Raw data
▼▼▼

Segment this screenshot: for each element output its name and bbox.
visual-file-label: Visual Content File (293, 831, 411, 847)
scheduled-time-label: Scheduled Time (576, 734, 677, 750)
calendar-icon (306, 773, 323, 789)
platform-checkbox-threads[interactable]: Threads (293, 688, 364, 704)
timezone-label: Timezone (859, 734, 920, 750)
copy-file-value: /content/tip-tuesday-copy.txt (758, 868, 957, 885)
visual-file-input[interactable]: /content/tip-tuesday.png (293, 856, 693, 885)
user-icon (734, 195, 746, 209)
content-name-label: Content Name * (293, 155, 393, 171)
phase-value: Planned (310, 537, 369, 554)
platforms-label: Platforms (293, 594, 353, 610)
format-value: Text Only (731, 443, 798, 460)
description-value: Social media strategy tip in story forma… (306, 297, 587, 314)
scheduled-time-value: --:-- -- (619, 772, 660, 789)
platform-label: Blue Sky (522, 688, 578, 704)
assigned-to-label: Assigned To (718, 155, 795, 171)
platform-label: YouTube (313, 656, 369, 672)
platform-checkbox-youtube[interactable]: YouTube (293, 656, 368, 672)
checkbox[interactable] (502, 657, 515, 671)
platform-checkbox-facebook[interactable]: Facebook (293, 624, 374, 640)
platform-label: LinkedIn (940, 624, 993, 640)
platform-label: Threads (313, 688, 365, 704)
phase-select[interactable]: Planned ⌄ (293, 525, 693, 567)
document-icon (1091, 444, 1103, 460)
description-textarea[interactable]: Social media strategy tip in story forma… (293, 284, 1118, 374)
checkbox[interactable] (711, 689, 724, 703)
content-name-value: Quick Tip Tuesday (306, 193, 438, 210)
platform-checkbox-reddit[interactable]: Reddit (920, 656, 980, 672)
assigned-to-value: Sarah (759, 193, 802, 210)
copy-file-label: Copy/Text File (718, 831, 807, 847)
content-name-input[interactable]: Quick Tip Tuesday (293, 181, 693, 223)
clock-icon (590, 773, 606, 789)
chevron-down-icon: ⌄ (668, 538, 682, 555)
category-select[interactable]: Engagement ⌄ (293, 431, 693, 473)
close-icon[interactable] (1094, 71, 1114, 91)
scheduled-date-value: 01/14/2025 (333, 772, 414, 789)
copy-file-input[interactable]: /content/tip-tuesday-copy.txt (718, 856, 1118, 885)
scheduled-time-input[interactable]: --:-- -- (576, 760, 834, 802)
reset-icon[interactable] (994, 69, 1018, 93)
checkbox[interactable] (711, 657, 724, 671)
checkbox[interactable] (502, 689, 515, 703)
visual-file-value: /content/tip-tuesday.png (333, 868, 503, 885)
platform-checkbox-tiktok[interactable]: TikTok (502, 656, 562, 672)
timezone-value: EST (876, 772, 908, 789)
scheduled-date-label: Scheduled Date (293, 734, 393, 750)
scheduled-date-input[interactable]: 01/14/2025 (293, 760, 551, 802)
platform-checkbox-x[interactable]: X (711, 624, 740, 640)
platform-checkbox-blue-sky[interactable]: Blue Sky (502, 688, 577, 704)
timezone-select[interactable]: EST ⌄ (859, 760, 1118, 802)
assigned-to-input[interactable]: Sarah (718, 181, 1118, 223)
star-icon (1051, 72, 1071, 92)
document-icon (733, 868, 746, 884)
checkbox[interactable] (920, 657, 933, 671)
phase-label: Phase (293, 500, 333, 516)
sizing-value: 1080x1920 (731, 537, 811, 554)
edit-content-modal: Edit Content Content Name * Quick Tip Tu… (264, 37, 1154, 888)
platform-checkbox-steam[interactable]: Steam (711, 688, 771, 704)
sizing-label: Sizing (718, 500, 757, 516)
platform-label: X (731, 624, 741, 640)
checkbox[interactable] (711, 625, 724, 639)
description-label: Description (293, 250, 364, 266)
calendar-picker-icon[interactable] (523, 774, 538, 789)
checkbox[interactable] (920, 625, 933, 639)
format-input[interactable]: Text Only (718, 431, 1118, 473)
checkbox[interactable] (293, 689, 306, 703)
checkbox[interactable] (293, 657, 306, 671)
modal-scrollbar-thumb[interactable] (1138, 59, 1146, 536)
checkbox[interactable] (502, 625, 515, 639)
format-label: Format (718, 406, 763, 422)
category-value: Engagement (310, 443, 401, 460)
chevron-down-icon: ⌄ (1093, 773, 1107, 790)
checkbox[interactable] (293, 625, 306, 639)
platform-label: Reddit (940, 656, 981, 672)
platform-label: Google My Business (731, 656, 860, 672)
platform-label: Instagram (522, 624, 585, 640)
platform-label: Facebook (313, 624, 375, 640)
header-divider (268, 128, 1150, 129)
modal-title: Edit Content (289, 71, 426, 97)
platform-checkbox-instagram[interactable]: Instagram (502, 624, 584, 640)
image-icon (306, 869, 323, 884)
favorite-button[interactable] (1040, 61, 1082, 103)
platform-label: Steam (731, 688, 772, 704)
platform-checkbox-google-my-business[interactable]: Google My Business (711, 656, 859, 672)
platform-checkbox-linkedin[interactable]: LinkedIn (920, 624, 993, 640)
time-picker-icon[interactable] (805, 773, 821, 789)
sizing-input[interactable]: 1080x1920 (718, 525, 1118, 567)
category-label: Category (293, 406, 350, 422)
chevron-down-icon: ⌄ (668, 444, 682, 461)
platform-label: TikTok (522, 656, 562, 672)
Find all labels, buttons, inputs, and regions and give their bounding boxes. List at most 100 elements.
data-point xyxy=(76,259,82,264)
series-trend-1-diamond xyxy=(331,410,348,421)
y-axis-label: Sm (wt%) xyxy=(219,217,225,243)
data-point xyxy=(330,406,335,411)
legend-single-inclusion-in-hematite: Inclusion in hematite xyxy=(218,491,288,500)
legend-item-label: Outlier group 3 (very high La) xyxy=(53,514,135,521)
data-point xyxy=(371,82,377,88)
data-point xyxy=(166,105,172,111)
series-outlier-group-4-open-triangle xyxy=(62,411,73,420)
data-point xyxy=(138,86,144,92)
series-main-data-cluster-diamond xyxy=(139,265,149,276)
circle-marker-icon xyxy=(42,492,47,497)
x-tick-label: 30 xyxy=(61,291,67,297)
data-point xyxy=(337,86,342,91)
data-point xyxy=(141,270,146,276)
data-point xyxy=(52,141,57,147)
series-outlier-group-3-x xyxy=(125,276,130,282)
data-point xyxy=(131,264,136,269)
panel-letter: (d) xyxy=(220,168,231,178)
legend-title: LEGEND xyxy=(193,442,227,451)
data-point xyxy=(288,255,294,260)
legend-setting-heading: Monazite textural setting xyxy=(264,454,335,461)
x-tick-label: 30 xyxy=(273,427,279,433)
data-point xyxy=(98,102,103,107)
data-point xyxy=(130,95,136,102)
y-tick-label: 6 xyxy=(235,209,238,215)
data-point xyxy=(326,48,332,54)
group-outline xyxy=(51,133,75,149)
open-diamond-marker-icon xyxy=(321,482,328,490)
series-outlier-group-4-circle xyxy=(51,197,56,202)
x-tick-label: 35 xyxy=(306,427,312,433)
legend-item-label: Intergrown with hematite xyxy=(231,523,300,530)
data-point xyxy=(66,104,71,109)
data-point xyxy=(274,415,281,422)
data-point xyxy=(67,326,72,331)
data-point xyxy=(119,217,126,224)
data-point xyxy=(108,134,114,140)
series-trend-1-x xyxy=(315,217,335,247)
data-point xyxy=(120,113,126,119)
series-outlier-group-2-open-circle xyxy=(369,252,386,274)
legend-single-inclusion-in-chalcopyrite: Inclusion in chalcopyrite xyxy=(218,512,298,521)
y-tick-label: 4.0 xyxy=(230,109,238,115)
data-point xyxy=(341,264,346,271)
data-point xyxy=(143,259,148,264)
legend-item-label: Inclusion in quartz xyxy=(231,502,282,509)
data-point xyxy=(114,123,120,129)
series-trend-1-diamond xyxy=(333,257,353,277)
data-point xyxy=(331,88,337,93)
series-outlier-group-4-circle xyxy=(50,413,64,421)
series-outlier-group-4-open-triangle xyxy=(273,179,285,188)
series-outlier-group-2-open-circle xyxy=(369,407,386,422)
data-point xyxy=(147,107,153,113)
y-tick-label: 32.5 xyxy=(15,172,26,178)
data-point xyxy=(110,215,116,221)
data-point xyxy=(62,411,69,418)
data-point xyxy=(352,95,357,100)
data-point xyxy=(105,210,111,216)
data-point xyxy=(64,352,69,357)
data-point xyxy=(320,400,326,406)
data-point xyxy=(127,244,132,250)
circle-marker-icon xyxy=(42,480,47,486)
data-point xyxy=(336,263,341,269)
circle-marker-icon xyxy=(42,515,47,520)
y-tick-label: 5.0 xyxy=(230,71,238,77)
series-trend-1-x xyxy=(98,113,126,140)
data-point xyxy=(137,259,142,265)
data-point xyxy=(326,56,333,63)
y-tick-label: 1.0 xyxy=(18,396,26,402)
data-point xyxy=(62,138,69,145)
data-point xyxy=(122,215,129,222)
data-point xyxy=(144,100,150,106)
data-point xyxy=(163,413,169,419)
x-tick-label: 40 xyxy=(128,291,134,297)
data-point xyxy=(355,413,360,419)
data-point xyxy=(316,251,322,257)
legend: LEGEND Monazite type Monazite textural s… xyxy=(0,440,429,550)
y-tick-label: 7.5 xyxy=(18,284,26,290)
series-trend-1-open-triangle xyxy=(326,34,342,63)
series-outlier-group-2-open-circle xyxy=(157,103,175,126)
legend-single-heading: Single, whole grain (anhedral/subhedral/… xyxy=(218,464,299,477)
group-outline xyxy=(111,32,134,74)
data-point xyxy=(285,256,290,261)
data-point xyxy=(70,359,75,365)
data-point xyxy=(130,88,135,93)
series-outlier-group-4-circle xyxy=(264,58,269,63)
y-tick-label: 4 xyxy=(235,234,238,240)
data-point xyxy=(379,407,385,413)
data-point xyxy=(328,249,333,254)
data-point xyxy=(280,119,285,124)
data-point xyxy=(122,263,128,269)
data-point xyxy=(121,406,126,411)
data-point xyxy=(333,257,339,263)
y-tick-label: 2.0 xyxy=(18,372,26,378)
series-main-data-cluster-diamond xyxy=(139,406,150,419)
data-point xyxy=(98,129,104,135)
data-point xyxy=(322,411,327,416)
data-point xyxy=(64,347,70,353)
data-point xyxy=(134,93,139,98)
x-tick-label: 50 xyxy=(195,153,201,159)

▲▲▲

Exercise prompt
Give the lines of the data as a JSON list of strings, one string per line and with blank lines omitted, beginning at the first line and stopping after the line that contains "content-name-label: Content Name".

Result for this task
[
  "Segment this screenshot: for each element output its name and bbox.",
  "visual-file-label: Visual Content File (293, 831, 411, 847)",
  "scheduled-time-label: Scheduled Time (576, 734, 677, 750)",
  "calendar-icon (306, 773, 323, 789)",
  "platform-checkbox-threads[interactable]: Threads (293, 688, 364, 704)",
  "timezone-label: Timezone (859, 734, 920, 750)",
  "copy-file-value: /content/tip-tuesday-copy.txt (758, 868, 957, 885)",
  "visual-file-input[interactable]: /content/tip-tuesday.png (293, 856, 693, 885)",
  "user-icon (734, 195, 746, 209)",
  "content-name-label: Content Name * (293, 155, 393, 171)"
]